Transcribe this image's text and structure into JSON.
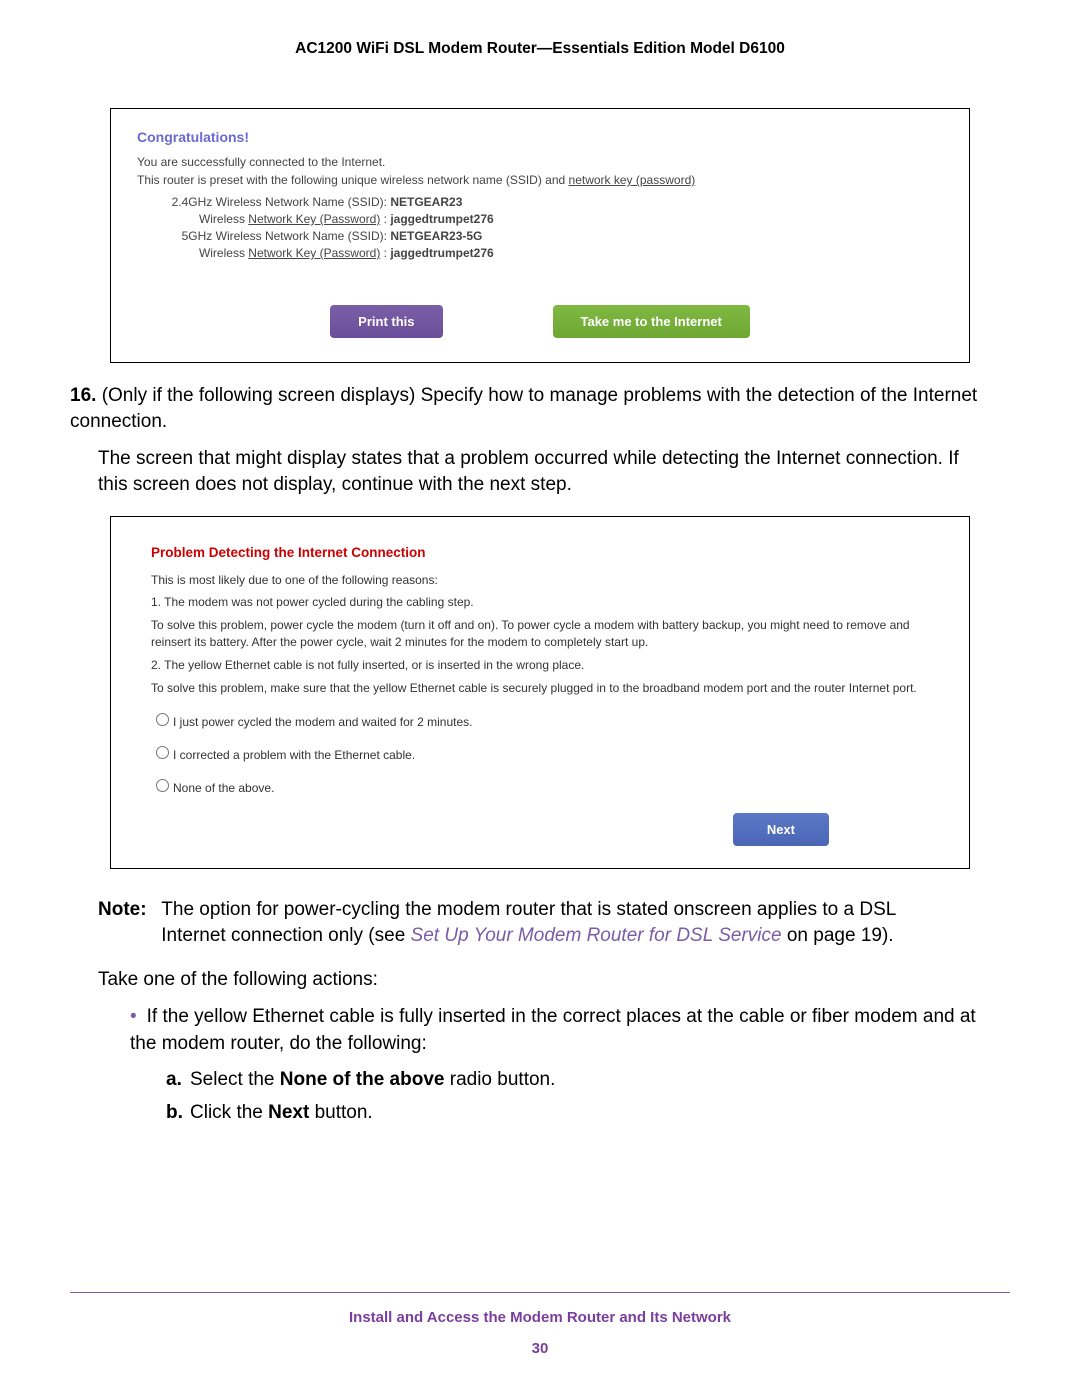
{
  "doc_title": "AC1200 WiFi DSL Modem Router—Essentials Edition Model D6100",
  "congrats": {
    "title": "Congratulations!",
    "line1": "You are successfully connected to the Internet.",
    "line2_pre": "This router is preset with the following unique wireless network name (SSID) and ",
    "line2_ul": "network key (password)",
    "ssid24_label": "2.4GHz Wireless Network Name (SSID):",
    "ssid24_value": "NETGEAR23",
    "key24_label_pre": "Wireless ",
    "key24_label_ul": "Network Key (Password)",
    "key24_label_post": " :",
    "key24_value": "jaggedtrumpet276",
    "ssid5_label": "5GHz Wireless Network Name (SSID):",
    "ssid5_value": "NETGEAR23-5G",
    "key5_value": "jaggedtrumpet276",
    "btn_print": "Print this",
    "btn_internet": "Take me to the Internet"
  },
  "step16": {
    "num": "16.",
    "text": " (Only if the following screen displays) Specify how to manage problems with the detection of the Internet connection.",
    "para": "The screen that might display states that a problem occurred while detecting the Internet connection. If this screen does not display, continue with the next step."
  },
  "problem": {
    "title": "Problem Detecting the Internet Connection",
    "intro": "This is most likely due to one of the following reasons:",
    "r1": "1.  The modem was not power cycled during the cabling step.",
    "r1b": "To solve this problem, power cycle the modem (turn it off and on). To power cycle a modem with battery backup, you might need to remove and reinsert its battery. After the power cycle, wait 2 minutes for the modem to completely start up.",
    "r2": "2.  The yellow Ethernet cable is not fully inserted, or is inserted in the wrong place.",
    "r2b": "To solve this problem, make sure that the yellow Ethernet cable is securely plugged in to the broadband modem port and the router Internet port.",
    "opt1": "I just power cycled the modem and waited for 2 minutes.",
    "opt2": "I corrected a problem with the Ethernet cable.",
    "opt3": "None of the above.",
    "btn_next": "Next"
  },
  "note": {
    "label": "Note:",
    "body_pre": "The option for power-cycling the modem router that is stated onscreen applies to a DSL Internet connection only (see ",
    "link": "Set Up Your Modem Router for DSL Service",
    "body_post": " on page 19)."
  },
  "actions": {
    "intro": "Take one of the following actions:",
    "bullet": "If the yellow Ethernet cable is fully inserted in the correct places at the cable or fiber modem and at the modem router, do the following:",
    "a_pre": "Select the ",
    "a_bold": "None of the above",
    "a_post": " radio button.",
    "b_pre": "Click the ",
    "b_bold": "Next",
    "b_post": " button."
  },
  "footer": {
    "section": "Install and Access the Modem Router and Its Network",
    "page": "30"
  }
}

+++

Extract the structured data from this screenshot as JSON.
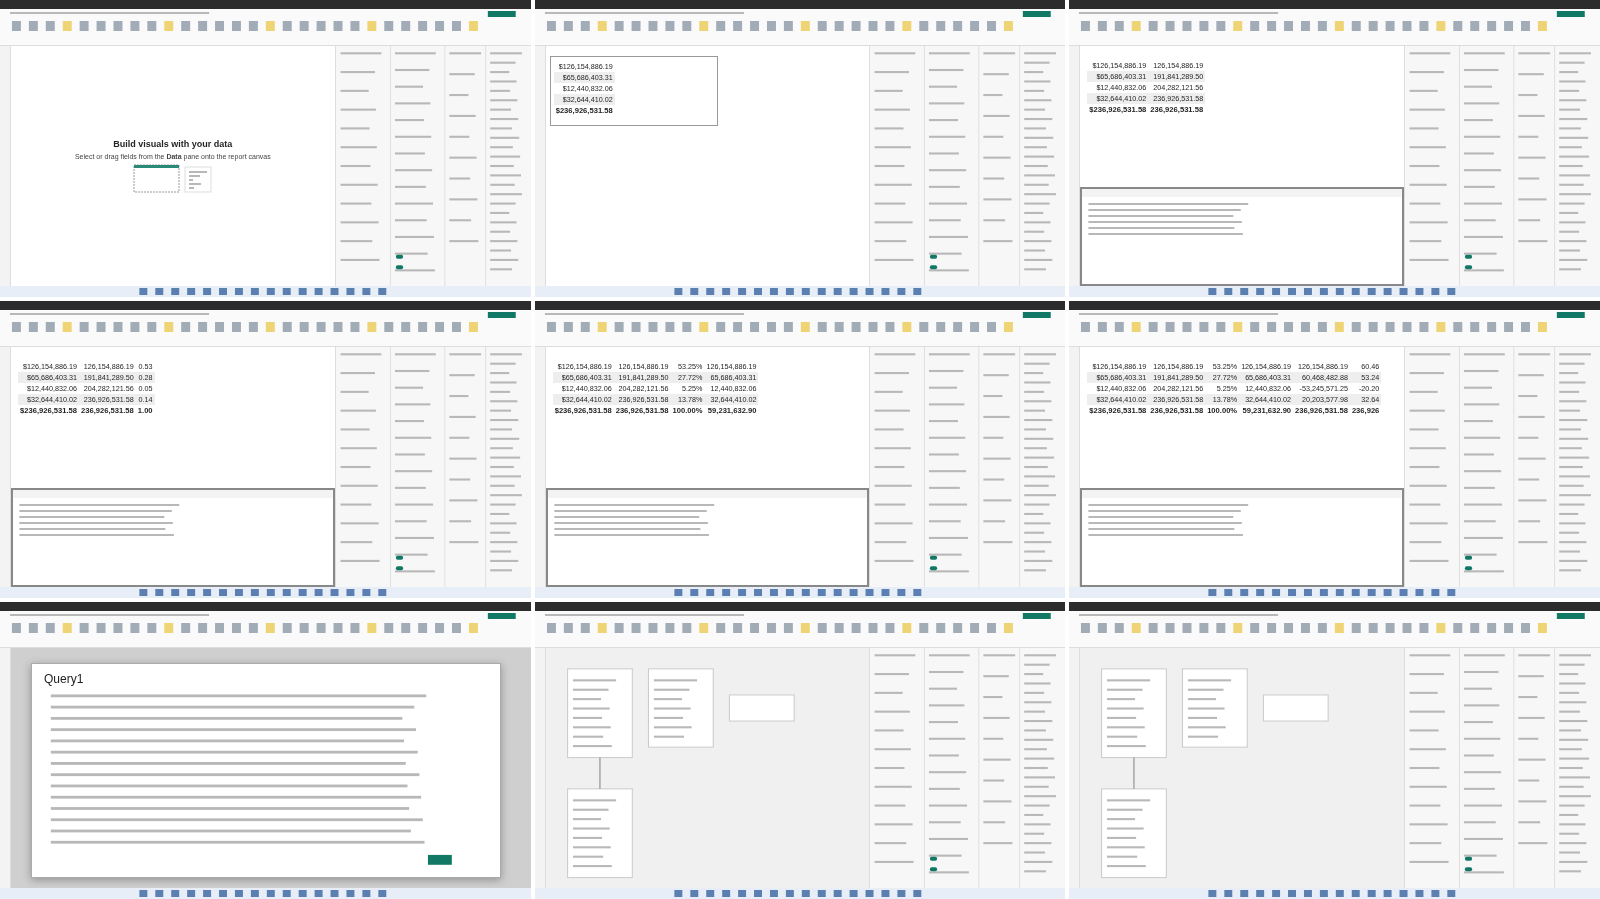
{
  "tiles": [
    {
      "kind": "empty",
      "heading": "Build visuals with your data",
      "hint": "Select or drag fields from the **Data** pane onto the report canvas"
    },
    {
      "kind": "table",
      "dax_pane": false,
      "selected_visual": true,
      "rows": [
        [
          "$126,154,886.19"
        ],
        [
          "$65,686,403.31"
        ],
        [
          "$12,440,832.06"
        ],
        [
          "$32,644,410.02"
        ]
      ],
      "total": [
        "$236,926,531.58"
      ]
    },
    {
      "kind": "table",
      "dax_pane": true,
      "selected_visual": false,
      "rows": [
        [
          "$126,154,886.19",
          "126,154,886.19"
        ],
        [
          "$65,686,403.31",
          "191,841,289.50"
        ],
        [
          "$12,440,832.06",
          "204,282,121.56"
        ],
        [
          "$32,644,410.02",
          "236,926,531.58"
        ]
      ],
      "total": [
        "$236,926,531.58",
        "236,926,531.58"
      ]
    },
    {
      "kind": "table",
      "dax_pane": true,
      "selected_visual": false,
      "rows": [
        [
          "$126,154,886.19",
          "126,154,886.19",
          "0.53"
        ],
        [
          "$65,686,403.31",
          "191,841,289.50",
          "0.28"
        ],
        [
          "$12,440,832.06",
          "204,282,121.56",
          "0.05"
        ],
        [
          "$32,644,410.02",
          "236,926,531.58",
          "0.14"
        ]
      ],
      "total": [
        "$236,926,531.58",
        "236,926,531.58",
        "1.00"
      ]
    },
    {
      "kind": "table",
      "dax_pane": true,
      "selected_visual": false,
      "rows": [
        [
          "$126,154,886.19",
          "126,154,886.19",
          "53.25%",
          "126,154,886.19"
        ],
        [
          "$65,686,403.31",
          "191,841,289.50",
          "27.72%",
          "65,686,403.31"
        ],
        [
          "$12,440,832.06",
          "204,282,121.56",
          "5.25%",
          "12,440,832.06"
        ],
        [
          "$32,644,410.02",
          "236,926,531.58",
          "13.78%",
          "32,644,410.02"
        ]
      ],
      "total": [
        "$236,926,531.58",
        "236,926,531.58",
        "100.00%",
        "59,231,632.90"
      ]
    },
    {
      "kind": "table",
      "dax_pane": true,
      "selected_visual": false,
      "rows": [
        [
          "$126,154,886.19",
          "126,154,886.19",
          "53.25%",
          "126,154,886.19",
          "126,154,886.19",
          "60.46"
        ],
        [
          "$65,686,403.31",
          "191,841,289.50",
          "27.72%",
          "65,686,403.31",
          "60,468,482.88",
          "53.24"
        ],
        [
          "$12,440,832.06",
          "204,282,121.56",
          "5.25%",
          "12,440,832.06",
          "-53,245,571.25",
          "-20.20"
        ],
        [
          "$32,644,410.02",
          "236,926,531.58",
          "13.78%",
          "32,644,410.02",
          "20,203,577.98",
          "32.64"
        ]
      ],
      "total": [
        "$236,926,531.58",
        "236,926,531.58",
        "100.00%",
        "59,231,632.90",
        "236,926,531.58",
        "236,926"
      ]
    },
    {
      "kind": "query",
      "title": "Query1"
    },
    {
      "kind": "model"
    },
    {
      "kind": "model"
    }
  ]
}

+++

» **WHAT YOU NEED TO DO**: Copy out every line with the word "Ethernet".

» **WRITTEN ANSWER**:
    "r2": "2.  The yellow Ethernet cable is not fully inserted, or is inserted in the wrong place.",
    "r2b": "To solve this problem, make sure that the yellow Ethernet cable is securely plugged in to the broadband modem port and the router Internet port.",
    "opt2": "I corrected a problem with the Ethernet cable.",
    "bullet": "If the yellow Ethernet cable is fully inserted in the correct places at the cable or fiber modem and at the modem router, do the following:",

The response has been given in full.